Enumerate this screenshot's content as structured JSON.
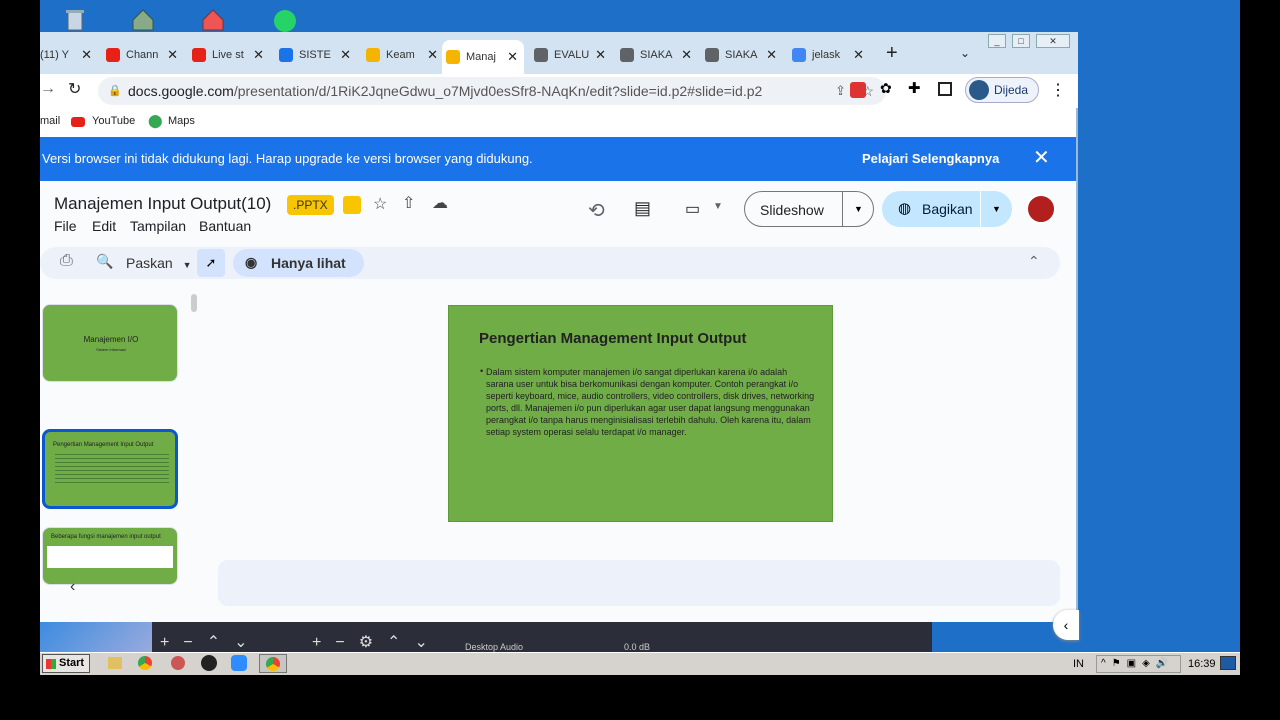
{
  "browser": {
    "tabs": [
      {
        "label": "(11) Y",
        "color": "#888"
      },
      {
        "label": "Chann",
        "color": "#e62117"
      },
      {
        "label": "Live st",
        "color": "#e62117"
      },
      {
        "label": "SISTE",
        "color": "#1a73e8"
      },
      {
        "label": "Keam",
        "color": "#f4b400"
      },
      {
        "label": "Manaj",
        "color": "#f4b400"
      },
      {
        "label": "EVALU",
        "color": "#5f6368"
      },
      {
        "label": "SIAKA",
        "color": "#5f6368"
      },
      {
        "label": "SIAKA",
        "color": "#5f6368"
      },
      {
        "label": "jelask",
        "color": "#4285f4"
      }
    ],
    "new_tab": "+",
    "url_host": "docs.google.com",
    "url_path": "/presentation/d/1RiK2JqneGdwu_o7Mjvd0esSfr8-NAqKn/edit?slide=id.p2#slide=id.p2",
    "profile_label": "Dijeda",
    "bookmarks": [
      "mail",
      "YouTube",
      "Maps"
    ]
  },
  "banner": {
    "message": "Versi browser ini tidak didukung lagi. Harap upgrade ke versi browser yang didukung.",
    "link": "Pelajari Selengkapnya"
  },
  "doc": {
    "title": "Manajemen Input Output(10)",
    "badge": ".PPTX",
    "menus": [
      "File",
      "Edit",
      "Tampilan",
      "Bantuan"
    ],
    "slideshow_label": "Slideshow",
    "share_label": "Bagikan",
    "zoom_label": "Paskan",
    "view_mode_label": "Hanya lihat"
  },
  "thumbnails": [
    {
      "title": "Manajemen I/O",
      "sub": "Sistem Informasi"
    },
    {
      "title": "Pengertian Management Input Output",
      "sub": ""
    },
    {
      "title": "Beberapa fungsi manajemen input output",
      "sub": ""
    }
  ],
  "slide": {
    "title": "Pengertian Management Input Output",
    "bullet": "Dalam sistem komputer manajemen i/o sangat diperlukan karena i/o adalah sarana user untuk bisa berkomunikasi dengan komputer. Contoh perangkat i/o seperti keyboard, mice, audio controllers, video controllers, disk drives, networking ports, dll. Manajemen i/o pun diperlukan agar user dapat langsung menggunakan perangkat i/o tanpa harus menginisialisasi terlebih dahulu. Oleh karena itu, dalam setiap system operasi selalu terdapat i/o manager."
  },
  "obs": {
    "audio_label": "Desktop Audio",
    "db_label": "0.0 dB"
  },
  "taskbar": {
    "start_label": "Start",
    "lang": "IN",
    "clock": "16:39"
  }
}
= = =
Apart from the pictures, the entries above are to be repeated in full and exactly.

◆ Output ◆
Enumerate this screenshot's content as structured JSON.
{
  "browser": {
    "tabs": [
      {
        "label": "(11) Y",
        "color": "#888"
      },
      {
        "label": "Chann",
        "color": "#e62117"
      },
      {
        "label": "Live st",
        "color": "#e62117"
      },
      {
        "label": "SISTE",
        "color": "#1a73e8"
      },
      {
        "label": "Keam",
        "color": "#f4b400"
      },
      {
        "label": "Manaj",
        "color": "#f4b400"
      },
      {
        "label": "EVALU",
        "color": "#5f6368"
      },
      {
        "label": "SIAKA",
        "color": "#5f6368"
      },
      {
        "label": "SIAKA",
        "color": "#5f6368"
      },
      {
        "label": "jelask",
        "color": "#4285f4"
      }
    ],
    "new_tab": "+",
    "url_host": "docs.google.com",
    "url_path": "/presentation/d/1RiK2JqneGdwu_o7Mjvd0esSfr8-NAqKn/edit?slide=id.p2#slide=id.p2",
    "profile_label": "Dijeda",
    "bookmarks": [
      "mail",
      "YouTube",
      "Maps"
    ]
  },
  "banner": {
    "message": "Versi browser ini tidak didukung lagi. Harap upgrade ke versi browser yang didukung.",
    "link": "Pelajari Selengkapnya"
  },
  "doc": {
    "title": "Manajemen Input Output(10)",
    "badge": ".PPTX",
    "menus": [
      "File",
      "Edit",
      "Tampilan",
      "Bantuan"
    ],
    "slideshow_label": "Slideshow",
    "share_label": "Bagikan",
    "zoom_label": "Paskan",
    "view_mode_label": "Hanya lihat"
  },
  "thumbnails": [
    {
      "title": "Manajemen I/O",
      "sub": "Sistem Informasi"
    },
    {
      "title": "Pengertian Management Input Output",
      "sub": ""
    },
    {
      "title": "Beberapa fungsi manajemen input output",
      "sub": ""
    }
  ],
  "slide": {
    "title": "Pengertian Management Input Output",
    "bullet": "Dalam sistem komputer manajemen i/o sangat diperlukan karena i/o adalah sarana user untuk bisa berkomunikasi dengan komputer. Contoh perangkat i/o seperti keyboard, mice, audio controllers, video controllers, disk drives, networking ports, dll. Manajemen i/o pun diperlukan agar user dapat langsung menggunakan perangkat i/o tanpa harus menginisialisasi terlebih dahulu. Oleh karena itu, dalam setiap system operasi selalu terdapat i/o manager."
  },
  "obs": {
    "audio_label": "Desktop Audio",
    "db_label": "0.0 dB"
  },
  "taskbar": {
    "start_label": "Start",
    "lang": "IN",
    "clock": "16:39"
  }
}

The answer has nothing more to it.